Text block

********

A teacher’s own efficacy and beliefs are critical factors in determining
student achievement (Armor et al., 1976; Ashton & Webb, 1986; Gibson & Dembo,
1984). It has been found that various measures of the construct are related to student
achievement (Anderson et al., 1988; Armor et al., 1976; Ashton, 1985; Berman et al.,
1977; Gibson & Dembo, 1984; Ross, 1992), motivation (Midgley et al., 1989), and
students’ own sense of efficacy (Anderson et al., 1988). Several behaviors that
affect student learning such as a teachers’ willingness to try new instructional
techniques, their affect toward students, and their persistence in trying to solve
learning problems appear to be related to a teachers’ sense of efficacy (Allinder,
1994; Ashton et al., 1982; Gibson & Dembo, 1984; Guskey, 1984; Ross, 1992).

********

Information supplied
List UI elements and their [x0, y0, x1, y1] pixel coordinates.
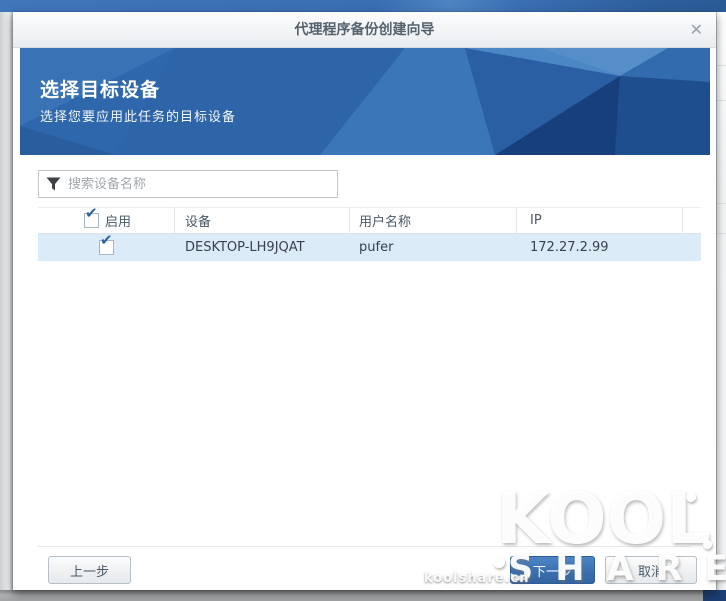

********

Print the part of the passage about teacher efficacy that starts at "A teacher’s own" and ends at "1984; Ross, 1992).". Rely only on the passage about teacher efficacy.

Written response
A teacher’s own efficacy and beliefs are critical factors in determining
student achievement (Armor et al., 1976; Ashton & Webb, 1986; Gibson & Dembo,
1984). It has been found that various measures of the construct are related to student
achievement (Anderson et al., 1988; Armor et al., 1976; Ashton, 1985; Berman et al.,
1977; Gibson & Dembo, 1984; Ross, 1992), motivation (Midgley et al., 1989), and
students’ own sense of efficacy (Anderson et al., 1988). Several behaviors that
affect student learning such as a teachers’ willingness to try new instructional
techniques, their affect toward students, and their persistence in trying to solve
learning problems appear to be related to a teachers’ sense of efficacy (Allinder,
1994; Ashton et al., 1982; Gibson & Dembo, 1984; Guskey, 1984; Ross, 1992).